◆ **Problems**:
1. In the Ender's Game critique, retype the passage that begins at the words "- It’s supposed" and stops after the words "will move on.".
2. Condense the paragraph of the Ender's Game critique that opens with "Ender is supposedly needed" into a single shorter sentence that keeps its main facts.

*** Document excerpt

What bothers me about this is that those who rightfully call OSC out on his regressive views often add how shocked they are that some one who could write such a “brilliant” novel could be such an asshole. Homophobia is falling by the wayside in our sciety, which shows we are advancing in at least one respect. But if Ender’s Game is considered good fiction, them we have other problems to solve. The story rests on a couple of pretty silly plot points that could have been fixed if Card had spent an extra fifteen minutes thinking about the mechanics of the novel. (spoilers)
- Ender is supposed to be a brilliant strategist. Yet his finishing move on the aliens is to blow up their home world with a giant doomsday bomb. It takes hardly any strategic knowledge to decide “Let’s just drop a big bomb on them”.
- It’s supposed to be a shocking reveal that what Ender thought were merely simulations turn out to be real actions in the field. But he was in Battle School. He knew he was being trained to lead forces to kill the aliens eventually. So the big reveal is that he’s just a litte ahead of schedule.
- Ender is supposedly needed to commit genocide against the aliens because of his “empathy”. There have been many genocides throughout history, and no one would accuse the perpetrators of having an abundance of empathy.
Ender’s Game is just another Hollywood cash grab based on a poorly plotted piece of juvenile fiction. OSC is just another casual bigot embracing old fear-based attitudes. The movie will tank, his work will be forgotten, and the world will move on.

******
*** Record extracts

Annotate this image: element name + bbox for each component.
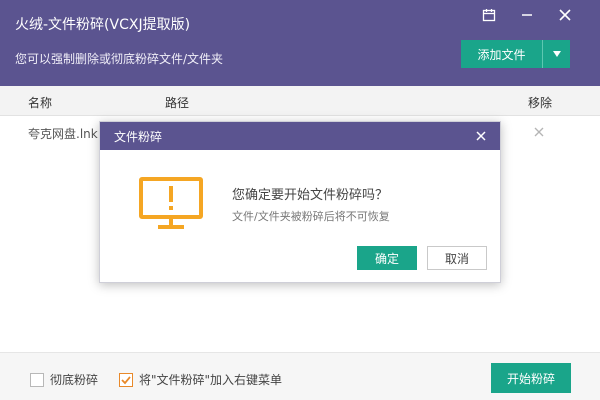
close-icon[interactable] [554, 4, 576, 26]
checkbox-label: 彻底粉碎 [50, 373, 99, 387]
checkbox-box[interactable] [30, 372, 44, 387]
app-subtitle: 您可以强制删除或彻底粉碎文件/文件夹 [15, 52, 224, 66]
checkbox-box[interactable] [119, 372, 133, 387]
dialog-close-icon[interactable] [474, 129, 488, 143]
dialog-title: 文件粉碎 [114, 130, 163, 144]
confirm-button[interactable]: 确定 [357, 246, 417, 270]
file-shredder-window: 火绒-文件粉碎(VCXJ提取版) 您可以强制删除或彻底粉碎文件/文件夹 添加文件 [0, 0, 600, 400]
start-shred-button[interactable]: 开始粉碎 [491, 363, 571, 393]
table-header: 名称 路径 移除 [0, 86, 600, 116]
dialog-titlebar: 文件粉碎 [100, 122, 500, 150]
column-header-remove: 移除 [528, 96, 553, 110]
checkbox-label: 将"文件粉碎"加入右键菜单 [139, 373, 283, 387]
add-file-dropdown[interactable] [542, 40, 570, 68]
dialog-hint: 文件/文件夹被粉碎后将不可恢复 [232, 210, 390, 223]
checkmark-icon [121, 375, 131, 384]
footer: 彻底粉碎 将"文件粉碎"加入右键菜单 开始粉碎 [0, 352, 600, 400]
caret-down-icon [552, 51, 561, 57]
minimize-icon[interactable] [516, 4, 538, 26]
cancel-button[interactable]: 取消 [427, 246, 487, 270]
column-header-path: 路径 [165, 96, 190, 110]
add-file-button[interactable]: 添加文件 [461, 40, 542, 68]
shred-thoroughly-checkbox[interactable]: 彻底粉碎 [30, 371, 98, 388]
app-title: 火绒-文件粉碎(VCXJ提取版) [15, 17, 191, 33]
remove-row-icon[interactable] [532, 125, 546, 139]
monitor-warning-icon [138, 176, 204, 235]
context-menu-checkbox[interactable]: 将"文件粉碎"加入右键菜单 [119, 371, 282, 388]
calendar-icon[interactable] [478, 4, 500, 26]
file-name: 夸克网盘.lnk [28, 127, 98, 141]
confirm-dialog: 文件粉碎 您确定要开始文件粉碎吗？ 文件/文件夹被粉碎后将不可恢复 确定 取消 [99, 121, 501, 283]
column-header-name: 名称 [28, 96, 53, 110]
header: 火绒-文件粉碎(VCXJ提取版) 您可以强制删除或彻底粉碎文件/文件夹 添加文件 [0, 0, 600, 86]
add-file-group: 添加文件 [461, 40, 570, 68]
dialog-question: 您确定要开始文件粉碎吗？ [232, 188, 389, 203]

******

◆ **Responses to the exercise**:
1.
- It’s supposed to be a shocking reveal that what Ender thought were merely simulations turn out to be real actions in the field. But he was in Battle School. He knew he was being trained to lead forces to kill the aliens eventually. So the big reveal is that he’s just a litte ahead of schedule.
- Ender is supposedly needed to commit genocide against the aliens because of his “empathy”. There have been many genocides throughout history, and no one would accuse the perpetrators of having an abundance of empathy.
Ender’s Game is just another Hollywood cash grab based on a poorly plotted piece of juvenile fiction. OSC is just another casual bigot embracing old fear-based attitudes. The movie will tank, his work will be forgotten, and the world will move on.

2. Ender is supposedly needed to commit genocide against the aliens because of his "empathy," yet history has seen many genocides, and no one would accuse their perpetrators of having much empathy.